* BEGIN Input for this task *

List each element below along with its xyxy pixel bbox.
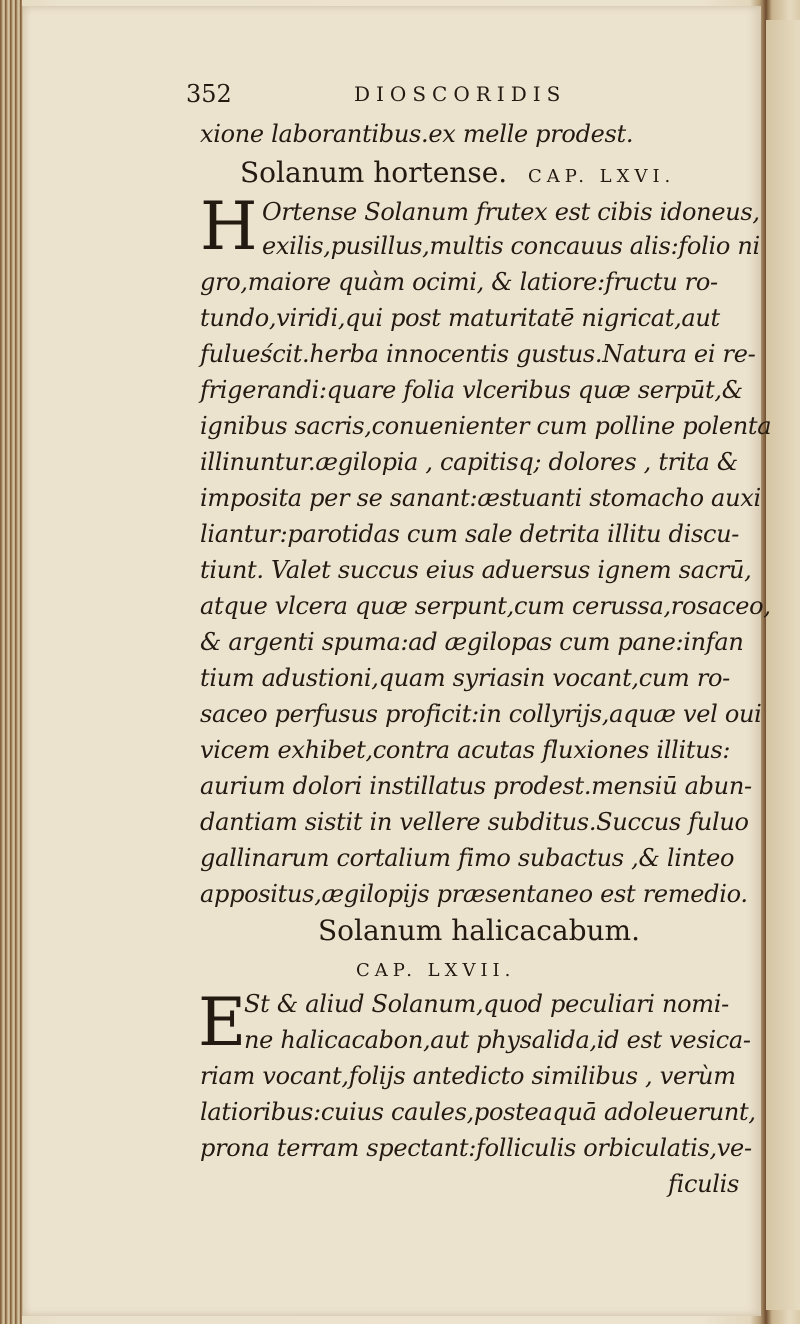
text-line: riam vocant,folijs antedicto similibus , verùm: [200, 1062, 736, 1090]
text-line: illinuntur.ægilopia , capitisq; dolores , trita &: [200, 448, 738, 476]
text-line: tium adustioni,quam syriasin vocant,cum ro-: [200, 664, 730, 692]
text-line: latioribus:cuius caules,posteaquā adoleuerunt,: [200, 1098, 756, 1126]
text-line: ignibus sacris,conuenienter cum polline polenta: [200, 412, 772, 440]
chapter-number: CAP. LXVI.: [528, 166, 676, 187]
catchword: ficulis: [668, 1170, 740, 1198]
facing-page-edge: [766, 20, 800, 1310]
text-line: & argenti spuma:ad ægilopas cum pane:infan: [200, 628, 744, 656]
page-edges: [0, 0, 22, 1324]
text-line: aurium dolori instillatus prodest.mensiū abun-: [200, 772, 752, 800]
chapter-number: CAP. LXVII.: [356, 960, 516, 981]
text-line: gro,maiore quàm ocimi, & latiore:fructu ro-: [200, 268, 718, 296]
text-line: imposita per se sanant:æstuanti stomacho auxi: [200, 484, 761, 512]
text-line: St & aliud Solanum,quod peculiari nomi-: [244, 990, 729, 1018]
chapter-heading: Solanum hortense.: [240, 156, 508, 189]
text-line: dantiam sistit in vellere subditus.Succus fuluo: [200, 808, 749, 836]
text-line: liantur:parotidas cum sale detrita illitu discu-: [200, 520, 740, 548]
text-line: Ortense Solanum frutex est cibis idoneus,: [262, 198, 760, 226]
drop-cap: H: [200, 188, 258, 265]
text-line: appositus,ægilopijs præsentaneo est remedio.: [200, 880, 748, 908]
text-line: vicem exhibet,contra acutas fluxiones illitus:: [200, 736, 731, 764]
text-line: tiunt. Valet succus eius aduersus ignem sacrū,: [200, 556, 752, 584]
text-line: tundo,viridi,qui post maturitatē nigricat,aut: [200, 304, 720, 332]
chapter-heading: Solanum halicacabum.: [318, 914, 640, 947]
text-line: gallinarum cortalium fimo subactus ,& linteo: [200, 844, 735, 872]
drop-cap: E: [198, 984, 247, 1061]
text-line: exilis,pusillus,multis concauus alis:folio ni: [262, 232, 760, 260]
text-line: xione laborantibus.ex melle prodest.: [200, 120, 634, 148]
page-number: 352: [186, 80, 232, 108]
text-line: fulueścit.herba innocentis gustus.Natura ei re-: [200, 340, 756, 368]
text-line: frigerandi:quare folia vlceribus quæ serpūt,&: [200, 376, 743, 404]
text-line: atque vlcera quæ serpunt,cum cerussa,rosaceo,: [200, 592, 771, 620]
running-title: DIOSCORIDIS: [354, 82, 567, 106]
text-line: saceo perfusus proficit:in collyrijs,aquæ vel oui: [200, 700, 762, 728]
text-line: ne halicacabon,aut physalida,id est vesica-: [244, 1026, 751, 1054]
text-line: prona terram spectant:folliculis orbiculatis,ve-: [200, 1134, 752, 1162]
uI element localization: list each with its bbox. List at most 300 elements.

* END Input for this task *

--- Exercise description ---
Reproduce the data above line for line, without any alteration, and omit the picture from your answer.

--- Response to this task ---
List each element below along with its xyxy pixel bbox.
text-line: riam vocant,folijs antedicto similibus , verùm: [200, 1062, 736, 1090]
text-line: illinuntur.ægilopia , capitisq; dolores , trita &: [200, 448, 738, 476]
text-line: tium adustioni,quam syriasin vocant,cum ro-: [200, 664, 730, 692]
text-line: latioribus:cuius caules,posteaquā adoleuerunt,: [200, 1098, 756, 1126]
text-line: ignibus sacris,conuenienter cum polline polenta: [200, 412, 772, 440]
chapter-number: CAP. LXVI.: [528, 166, 676, 187]
catchword: ficulis: [668, 1170, 740, 1198]
facing-page-edge: [766, 20, 800, 1310]
text-line: & argenti spuma:ad ægilopas cum pane:infan: [200, 628, 744, 656]
page-edges: [0, 0, 22, 1324]
text-line: aurium dolori instillatus prodest.mensiū abun-: [200, 772, 752, 800]
chapter-number: CAP. LXVII.: [356, 960, 516, 981]
text-line: gro,maiore quàm ocimi, & latiore:fructu ro-: [200, 268, 718, 296]
text-line: imposita per se sanant:æstuanti stomacho auxi: [200, 484, 761, 512]
text-line: St & aliud Solanum,quod peculiari nomi-: [244, 990, 729, 1018]
chapter-heading: Solanum hortense.: [240, 156, 508, 189]
text-line: dantiam sistit in vellere subditus.Succus fuluo: [200, 808, 749, 836]
text-line: liantur:parotidas cum sale detrita illitu discu-: [200, 520, 740, 548]
text-line: Ortense Solanum frutex est cibis idoneus,: [262, 198, 760, 226]
drop-cap: H: [200, 188, 258, 265]
text-line: appositus,ægilopijs præsentaneo est remedio.: [200, 880, 748, 908]
text-line: vicem exhibet,contra acutas fluxiones illitus:: [200, 736, 731, 764]
text-line: tiunt. Valet succus eius aduersus ignem sacrū,: [200, 556, 752, 584]
text-line: tundo,viridi,qui post maturitatē nigricat,aut: [200, 304, 720, 332]
chapter-heading: Solanum halicacabum.: [318, 914, 640, 947]
text-line: gallinarum cortalium fimo subactus ,& linteo: [200, 844, 735, 872]
drop-cap: E: [198, 984, 247, 1061]
text-line: exilis,pusillus,multis concauus alis:folio ni: [262, 232, 760, 260]
text-line: xione laborantibus.ex melle prodest.: [200, 120, 634, 148]
page-number: 352: [186, 80, 232, 108]
text-line: fulueścit.herba innocentis gustus.Natura ei re-: [200, 340, 756, 368]
text-line: frigerandi:quare folia vlceribus quæ serpūt,&: [200, 376, 743, 404]
text-line: atque vlcera quæ serpunt,cum cerussa,rosaceo,: [200, 592, 771, 620]
running-title: DIOSCORIDIS: [354, 82, 567, 106]
text-line: saceo perfusus proficit:in collyrijs,aquæ vel oui: [200, 700, 762, 728]
text-line: ne halicacabon,aut physalida,id est vesica-: [244, 1026, 751, 1054]
text-line: prona terram spectant:folliculis orbiculatis,ve-: [200, 1134, 752, 1162]
uI element localization: list each with its bbox. List at most 300 elements.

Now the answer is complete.